Request:
Write out each line exactly as it stands, please.
## BEGIN Task data
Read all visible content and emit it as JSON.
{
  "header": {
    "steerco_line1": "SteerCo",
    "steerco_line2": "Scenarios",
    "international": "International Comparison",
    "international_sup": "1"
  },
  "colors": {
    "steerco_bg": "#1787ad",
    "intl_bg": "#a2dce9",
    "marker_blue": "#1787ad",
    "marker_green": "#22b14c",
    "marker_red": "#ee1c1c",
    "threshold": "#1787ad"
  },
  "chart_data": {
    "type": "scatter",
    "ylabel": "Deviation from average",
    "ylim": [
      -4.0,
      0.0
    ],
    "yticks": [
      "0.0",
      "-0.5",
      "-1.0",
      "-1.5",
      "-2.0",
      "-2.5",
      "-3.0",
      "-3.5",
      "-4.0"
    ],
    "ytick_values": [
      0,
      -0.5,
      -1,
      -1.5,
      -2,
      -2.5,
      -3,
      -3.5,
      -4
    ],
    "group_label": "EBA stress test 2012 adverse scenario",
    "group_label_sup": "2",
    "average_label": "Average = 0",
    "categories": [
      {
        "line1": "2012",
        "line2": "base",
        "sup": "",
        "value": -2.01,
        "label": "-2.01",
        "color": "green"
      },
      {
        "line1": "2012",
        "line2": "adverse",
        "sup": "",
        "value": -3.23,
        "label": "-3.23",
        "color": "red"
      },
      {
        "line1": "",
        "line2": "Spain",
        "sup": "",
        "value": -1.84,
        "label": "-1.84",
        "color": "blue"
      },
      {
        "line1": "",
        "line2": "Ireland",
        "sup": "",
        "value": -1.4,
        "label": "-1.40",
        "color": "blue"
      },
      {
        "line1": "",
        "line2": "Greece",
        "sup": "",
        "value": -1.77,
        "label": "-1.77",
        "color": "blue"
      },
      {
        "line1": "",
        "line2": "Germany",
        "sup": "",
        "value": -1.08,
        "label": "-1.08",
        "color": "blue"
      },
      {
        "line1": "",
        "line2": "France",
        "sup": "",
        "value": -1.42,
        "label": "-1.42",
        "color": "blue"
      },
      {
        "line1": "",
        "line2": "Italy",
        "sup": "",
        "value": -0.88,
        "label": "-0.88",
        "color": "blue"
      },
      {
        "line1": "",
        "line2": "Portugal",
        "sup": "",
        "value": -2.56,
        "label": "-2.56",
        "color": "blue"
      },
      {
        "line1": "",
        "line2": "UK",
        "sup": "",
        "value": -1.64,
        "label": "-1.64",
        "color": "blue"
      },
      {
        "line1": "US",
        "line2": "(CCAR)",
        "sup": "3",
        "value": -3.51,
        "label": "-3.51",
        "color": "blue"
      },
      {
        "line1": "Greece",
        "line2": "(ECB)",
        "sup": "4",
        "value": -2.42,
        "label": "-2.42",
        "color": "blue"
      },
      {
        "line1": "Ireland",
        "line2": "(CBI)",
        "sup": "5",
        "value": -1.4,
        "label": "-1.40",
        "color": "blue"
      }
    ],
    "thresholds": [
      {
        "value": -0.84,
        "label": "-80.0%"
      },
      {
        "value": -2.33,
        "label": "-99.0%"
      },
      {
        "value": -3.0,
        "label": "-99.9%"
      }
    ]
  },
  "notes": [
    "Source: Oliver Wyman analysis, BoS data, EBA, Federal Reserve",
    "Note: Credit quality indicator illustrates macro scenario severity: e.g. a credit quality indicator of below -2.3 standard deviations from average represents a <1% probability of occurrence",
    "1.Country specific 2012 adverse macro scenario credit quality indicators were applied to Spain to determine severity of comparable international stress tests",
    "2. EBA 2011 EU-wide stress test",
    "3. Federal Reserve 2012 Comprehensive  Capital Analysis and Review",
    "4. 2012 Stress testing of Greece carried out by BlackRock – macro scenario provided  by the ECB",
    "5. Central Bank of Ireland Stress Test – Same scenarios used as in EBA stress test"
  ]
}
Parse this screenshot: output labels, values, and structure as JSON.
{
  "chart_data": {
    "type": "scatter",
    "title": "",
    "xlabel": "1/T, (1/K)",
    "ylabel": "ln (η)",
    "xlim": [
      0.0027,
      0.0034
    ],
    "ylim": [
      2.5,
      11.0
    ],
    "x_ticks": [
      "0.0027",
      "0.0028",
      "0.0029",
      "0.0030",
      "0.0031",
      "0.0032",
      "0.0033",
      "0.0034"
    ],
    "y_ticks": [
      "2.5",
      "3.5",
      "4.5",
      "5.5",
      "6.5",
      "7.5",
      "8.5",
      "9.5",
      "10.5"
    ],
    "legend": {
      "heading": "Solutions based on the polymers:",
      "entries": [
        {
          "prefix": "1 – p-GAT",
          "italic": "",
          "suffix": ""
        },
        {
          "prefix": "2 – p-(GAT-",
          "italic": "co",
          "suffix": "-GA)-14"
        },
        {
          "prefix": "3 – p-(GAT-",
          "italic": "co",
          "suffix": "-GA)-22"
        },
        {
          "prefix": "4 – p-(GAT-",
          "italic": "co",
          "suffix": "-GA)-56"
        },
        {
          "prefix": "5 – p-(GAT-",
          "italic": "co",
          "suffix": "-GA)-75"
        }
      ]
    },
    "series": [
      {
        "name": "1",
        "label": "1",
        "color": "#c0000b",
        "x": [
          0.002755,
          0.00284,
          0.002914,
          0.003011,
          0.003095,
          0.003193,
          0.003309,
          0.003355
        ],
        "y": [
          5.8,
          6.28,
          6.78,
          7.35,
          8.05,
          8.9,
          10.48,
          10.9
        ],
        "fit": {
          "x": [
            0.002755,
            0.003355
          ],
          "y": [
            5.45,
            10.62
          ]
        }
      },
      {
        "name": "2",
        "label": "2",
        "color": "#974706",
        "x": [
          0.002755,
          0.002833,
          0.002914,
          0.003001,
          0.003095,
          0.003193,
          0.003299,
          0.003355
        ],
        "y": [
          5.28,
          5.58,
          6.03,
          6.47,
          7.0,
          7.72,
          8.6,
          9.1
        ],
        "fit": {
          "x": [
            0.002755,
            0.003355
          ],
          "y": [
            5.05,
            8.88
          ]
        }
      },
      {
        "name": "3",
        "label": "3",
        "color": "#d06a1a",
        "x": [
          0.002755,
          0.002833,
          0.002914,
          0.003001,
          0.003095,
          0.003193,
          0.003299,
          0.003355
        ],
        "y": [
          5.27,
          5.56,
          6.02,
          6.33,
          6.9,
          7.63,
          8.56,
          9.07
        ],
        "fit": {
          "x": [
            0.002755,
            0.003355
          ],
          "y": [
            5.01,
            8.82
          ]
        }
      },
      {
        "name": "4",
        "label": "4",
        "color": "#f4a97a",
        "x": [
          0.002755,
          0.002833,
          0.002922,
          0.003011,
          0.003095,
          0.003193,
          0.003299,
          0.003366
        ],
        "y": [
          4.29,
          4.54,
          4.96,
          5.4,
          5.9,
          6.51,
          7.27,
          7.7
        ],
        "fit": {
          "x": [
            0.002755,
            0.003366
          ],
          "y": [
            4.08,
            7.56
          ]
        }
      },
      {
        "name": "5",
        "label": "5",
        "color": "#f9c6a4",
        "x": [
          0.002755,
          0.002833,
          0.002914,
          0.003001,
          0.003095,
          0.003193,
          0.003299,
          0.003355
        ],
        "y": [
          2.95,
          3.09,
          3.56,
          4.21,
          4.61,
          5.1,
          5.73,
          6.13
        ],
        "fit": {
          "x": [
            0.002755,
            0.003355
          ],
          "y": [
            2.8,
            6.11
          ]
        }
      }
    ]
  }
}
## END Task data
Written solution:
Read all visible content and emit it as JSON.
{
  "header": {
    "steerco_line1": "SteerCo",
    "steerco_line2": "Scenarios",
    "international": "International Comparison",
    "international_sup": "1"
  },
  "colors": {
    "steerco_bg": "#1787ad",
    "intl_bg": "#a2dce9",
    "marker_blue": "#1787ad",
    "marker_green": "#22b14c",
    "marker_red": "#ee1c1c",
    "threshold": "#1787ad"
  },
  "chart_data": {
    "type": "scatter",
    "ylabel": "Deviation from average",
    "ylim": [
      -4.0,
      0.0
    ],
    "yticks": [
      "0.0",
      "-0.5",
      "-1.0",
      "-1.5",
      "-2.0",
      "-2.5",
      "-3.0",
      "-3.5",
      "-4.0"
    ],
    "ytick_values": [
      0,
      -0.5,
      -1,
      -1.5,
      -2,
      -2.5,
      -3,
      -3.5,
      -4
    ],
    "group_label": "EBA stress test 2012 adverse scenario",
    "group_label_sup": "2",
    "average_label": "Average = 0",
    "categories": [
      {
        "line1": "2012",
        "line2": "base",
        "sup": "",
        "value": -2.01,
        "label": "-2.01",
        "color": "green"
      },
      {
        "line1": "2012",
        "line2": "adverse",
        "sup": "",
        "value": -3.23,
        "label": "-3.23",
        "color": "red"
      },
      {
        "line1": "",
        "line2": "Spain",
        "sup": "",
        "value": -1.84,
        "label": "-1.84",
        "color": "blue"
      },
      {
        "line1": "",
        "line2": "Ireland",
        "sup": "",
        "value": -1.4,
        "label": "-1.40",
        "color": "blue"
      },
      {
        "line1": "",
        "line2": "Greece",
        "sup": "",
        "value": -1.77,
        "label": "-1.77",
        "color": "blue"
      },
      {
        "line1": "",
        "line2": "Germany",
        "sup": "",
        "value": -1.08,
        "label": "-1.08",
        "color": "blue"
      },
      {
        "line1": "",
        "line2": "France",
        "sup": "",
        "value": -1.42,
        "label": "-1.42",
        "color": "blue"
      },
      {
        "line1": "",
        "line2": "Italy",
        "sup": "",
        "value": -0.88,
        "label": "-0.88",
        "color": "blue"
      },
      {
        "line1": "",
        "line2": "Portugal",
        "sup": "",
        "value": -2.56,
        "label": "-2.56",
        "color": "blue"
      },
      {
        "line1": "",
        "line2": "UK",
        "sup": "",
        "value": -1.64,
        "label": "-1.64",
        "color": "blue"
      },
      {
        "line1": "US",
        "line2": "(CCAR)",
        "sup": "3",
        "value": -3.51,
        "label": "-3.51",
        "color": "blue"
      },
      {
        "line1": "Greece",
        "line2": "(ECB)",
        "sup": "4",
        "value": -2.42,
        "label": "-2.42",
        "color": "blue"
      },
      {
        "line1": "Ireland",
        "line2": "(CBI)",
        "sup": "5",
        "value": -1.4,
        "label": "-1.40",
        "color": "blue"
      }
    ],
    "thresholds": [
      {
        "value": -0.84,
        "label": "-80.0%"
      },
      {
        "value": -2.33,
        "label": "-99.0%"
      },
      {
        "value": -3.0,
        "label": "-99.9%"
      }
    ]
  },
  "notes": [
    "Source: Oliver Wyman analysis, BoS data, EBA, Federal Reserve",
    "Note: Credit quality indicator illustrates macro scenario severity: e.g. a credit quality indicator of below -2.3 standard deviations from average represents a <1% probability of occurrence",
    "1.Country specific 2012 adverse macro scenario credit quality indicators were applied to Spain to determine severity of comparable international stress tests",
    "2. EBA 2011 EU-wide stress test",
    "3. Federal Reserve 2012 Comprehensive  Capital Analysis and Review",
    "4. 2012 Stress testing of Greece carried out by BlackRock – macro scenario provided  by the ECB",
    "5. Central Bank of Ireland Stress Test – Same scenarios used as in EBA stress test"
  ]
}
Parse this screenshot: output labels, values, and structure as JSON.
{
  "chart_data": {
    "type": "scatter",
    "title": "",
    "xlabel": "1/T, (1/K)",
    "ylabel": "ln (η)",
    "xlim": [
      0.0027,
      0.0034
    ],
    "ylim": [
      2.5,
      11.0
    ],
    "x_ticks": [
      "0.0027",
      "0.0028",
      "0.0029",
      "0.0030",
      "0.0031",
      "0.0032",
      "0.0033",
      "0.0034"
    ],
    "y_ticks": [
      "2.5",
      "3.5",
      "4.5",
      "5.5",
      "6.5",
      "7.5",
      "8.5",
      "9.5",
      "10.5"
    ],
    "legend": {
      "heading": "Solutions based on the polymers:",
      "entries": [
        {
          "prefix": "1 – p-GAT",
          "italic": "",
          "suffix": ""
        },
        {
          "prefix": "2 – p-(GAT-",
          "italic": "co",
          "suffix": "-GA)-14"
        },
        {
          "prefix": "3 – p-(GAT-",
          "italic": "co",
          "suffix": "-GA)-22"
        },
        {
          "prefix": "4 – p-(GAT-",
          "italic": "co",
          "suffix": "-GA)-56"
        },
        {
          "prefix": "5 – p-(GAT-",
          "italic": "co",
          "suffix": "-GA)-75"
        }
      ]
    },
    "series": [
      {
        "name": "1",
        "label": "1",
        "color": "#c0000b",
        "x": [
          0.002755,
          0.00284,
          0.002914,
          0.003011,
          0.003095,
          0.003193,
          0.003309,
          0.003355
        ],
        "y": [
          5.8,
          6.28,
          6.78,
          7.35,
          8.05,
          8.9,
          10.48,
          10.9
        ],
        "fit": {
          "x": [
            0.002755,
            0.003355
          ],
          "y": [
            5.45,
            10.62
          ]
        }
      },
      {
        "name": "2",
        "label": "2",
        "color": "#974706",
        "x": [
          0.002755,
          0.002833,
          0.002914,
          0.003001,
          0.003095,
          0.003193,
          0.003299,
          0.003355
        ],
        "y": [
          5.28,
          5.58,
          6.03,
          6.47,
          7.0,
          7.72,
          8.6,
          9.1
        ],
        "fit": {
          "x": [
            0.002755,
            0.003355
          ],
          "y": [
            5.05,
            8.88
          ]
        }
      },
      {
        "name": "3",
        "label": "3",
        "color": "#d06a1a",
        "x": [
          0.002755,
          0.002833,
          0.002914,
          0.003001,
          0.003095,
          0.003193,
          0.003299,
          0.003355
        ],
        "y": [
          5.27,
          5.56,
          6.02,
          6.33,
          6.9,
          7.63,
          8.56,
          9.07
        ],
        "fit": {
          "x": [
            0.002755,
            0.003355
          ],
          "y": [
            5.01,
            8.82
          ]
        }
      },
      {
        "name": "4",
        "label": "4",
        "color": "#f4a97a",
        "x": [
          0.002755,
          0.002833,
          0.002922,
          0.003011,
          0.003095,
          0.003193,
          0.003299,
          0.003366
        ],
        "y": [
          4.29,
          4.54,
          4.96,
          5.4,
          5.9,
          6.51,
          7.27,
          7.7
        ],
        "fit": {
          "x": [
            0.002755,
            0.003366
          ],
          "y": [
            4.08,
            7.56
          ]
        }
      },
      {
        "name": "5",
        "label": "5",
        "color": "#f9c6a4",
        "x": [
          0.002755,
          0.002833,
          0.002914,
          0.003001,
          0.003095,
          0.003193,
          0.003299,
          0.003355
        ],
        "y": [
          2.95,
          3.09,
          3.56,
          4.21,
          4.61,
          5.1,
          5.73,
          6.13
        ],
        "fit": {
          "x": [
            0.002755,
            0.003355
          ],
          "y": [
            2.8,
            6.11
          ]
        }
      }
    ]
  }
}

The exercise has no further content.